— BEGIN —

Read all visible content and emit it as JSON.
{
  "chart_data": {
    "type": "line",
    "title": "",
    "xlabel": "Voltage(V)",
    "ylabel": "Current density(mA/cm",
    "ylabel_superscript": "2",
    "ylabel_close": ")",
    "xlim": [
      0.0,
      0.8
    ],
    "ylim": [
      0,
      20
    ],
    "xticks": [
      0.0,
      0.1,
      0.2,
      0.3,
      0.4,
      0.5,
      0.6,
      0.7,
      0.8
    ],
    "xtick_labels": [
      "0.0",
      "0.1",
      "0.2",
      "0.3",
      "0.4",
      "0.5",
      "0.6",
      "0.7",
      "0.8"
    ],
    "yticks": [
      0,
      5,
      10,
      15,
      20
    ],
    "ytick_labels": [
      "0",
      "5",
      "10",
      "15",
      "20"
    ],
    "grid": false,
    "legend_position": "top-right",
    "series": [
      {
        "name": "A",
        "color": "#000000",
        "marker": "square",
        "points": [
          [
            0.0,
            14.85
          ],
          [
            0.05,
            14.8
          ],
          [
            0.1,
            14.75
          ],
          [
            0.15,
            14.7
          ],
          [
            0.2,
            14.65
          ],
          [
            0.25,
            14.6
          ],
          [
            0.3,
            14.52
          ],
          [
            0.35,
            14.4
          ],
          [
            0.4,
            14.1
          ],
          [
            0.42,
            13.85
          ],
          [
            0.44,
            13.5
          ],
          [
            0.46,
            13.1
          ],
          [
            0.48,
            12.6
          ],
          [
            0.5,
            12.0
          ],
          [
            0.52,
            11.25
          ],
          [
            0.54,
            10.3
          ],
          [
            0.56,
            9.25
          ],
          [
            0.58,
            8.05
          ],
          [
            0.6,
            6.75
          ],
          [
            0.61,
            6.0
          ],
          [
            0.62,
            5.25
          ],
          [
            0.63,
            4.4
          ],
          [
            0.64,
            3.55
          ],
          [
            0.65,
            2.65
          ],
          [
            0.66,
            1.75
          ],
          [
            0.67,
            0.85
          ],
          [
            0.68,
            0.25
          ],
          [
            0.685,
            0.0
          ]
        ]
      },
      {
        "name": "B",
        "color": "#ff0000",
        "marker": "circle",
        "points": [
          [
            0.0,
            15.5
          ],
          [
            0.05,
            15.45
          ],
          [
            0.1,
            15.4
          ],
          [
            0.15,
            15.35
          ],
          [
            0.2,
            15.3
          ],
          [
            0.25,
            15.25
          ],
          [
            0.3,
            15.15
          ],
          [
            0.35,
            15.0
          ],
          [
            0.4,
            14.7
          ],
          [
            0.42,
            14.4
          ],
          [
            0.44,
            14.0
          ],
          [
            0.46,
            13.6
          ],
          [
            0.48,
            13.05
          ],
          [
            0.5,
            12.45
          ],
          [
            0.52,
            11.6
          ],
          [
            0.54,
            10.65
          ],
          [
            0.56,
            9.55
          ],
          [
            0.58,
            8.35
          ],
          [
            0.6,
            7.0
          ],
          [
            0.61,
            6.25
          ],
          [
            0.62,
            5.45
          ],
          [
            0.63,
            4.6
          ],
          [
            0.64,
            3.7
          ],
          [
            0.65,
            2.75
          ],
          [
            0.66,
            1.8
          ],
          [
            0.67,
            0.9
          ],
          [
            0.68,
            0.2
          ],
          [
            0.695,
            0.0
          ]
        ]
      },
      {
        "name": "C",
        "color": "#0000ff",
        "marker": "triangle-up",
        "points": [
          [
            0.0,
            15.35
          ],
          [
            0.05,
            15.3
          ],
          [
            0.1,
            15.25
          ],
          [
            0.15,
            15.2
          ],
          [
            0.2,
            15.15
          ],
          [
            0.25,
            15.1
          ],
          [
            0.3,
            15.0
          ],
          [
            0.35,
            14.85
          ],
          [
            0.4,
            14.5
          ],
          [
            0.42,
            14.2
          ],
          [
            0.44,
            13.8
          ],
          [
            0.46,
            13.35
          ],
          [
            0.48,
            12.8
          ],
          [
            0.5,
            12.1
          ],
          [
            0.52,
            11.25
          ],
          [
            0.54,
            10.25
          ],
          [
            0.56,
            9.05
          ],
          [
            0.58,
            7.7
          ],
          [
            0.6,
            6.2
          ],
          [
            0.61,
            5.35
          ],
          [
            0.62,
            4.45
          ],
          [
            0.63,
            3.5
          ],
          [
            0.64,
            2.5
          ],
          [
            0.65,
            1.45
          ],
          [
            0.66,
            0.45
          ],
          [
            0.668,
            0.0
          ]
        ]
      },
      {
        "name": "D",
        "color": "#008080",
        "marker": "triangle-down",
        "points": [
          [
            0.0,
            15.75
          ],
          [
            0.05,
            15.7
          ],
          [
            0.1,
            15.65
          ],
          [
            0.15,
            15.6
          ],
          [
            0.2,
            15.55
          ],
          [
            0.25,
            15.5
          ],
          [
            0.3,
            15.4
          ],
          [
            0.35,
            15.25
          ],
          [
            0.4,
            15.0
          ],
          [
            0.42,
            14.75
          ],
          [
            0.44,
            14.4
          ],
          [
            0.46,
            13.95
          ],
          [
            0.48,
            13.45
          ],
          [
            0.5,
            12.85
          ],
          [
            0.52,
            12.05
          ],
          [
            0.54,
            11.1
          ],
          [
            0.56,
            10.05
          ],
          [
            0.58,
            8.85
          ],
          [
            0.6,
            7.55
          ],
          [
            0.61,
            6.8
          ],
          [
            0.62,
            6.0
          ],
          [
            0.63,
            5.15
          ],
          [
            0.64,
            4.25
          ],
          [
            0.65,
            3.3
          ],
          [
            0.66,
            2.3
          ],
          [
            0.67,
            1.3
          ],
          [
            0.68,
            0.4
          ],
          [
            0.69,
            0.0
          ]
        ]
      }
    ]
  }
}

— END —

• _WHAT IS REQUIRED_: Where a line contains "marker", copy that line.

• _TASK RESPONSE_:
        "marker": "square",
        "marker": "circle",
        "marker": "triangle-up",
        "marker": "triangle-down",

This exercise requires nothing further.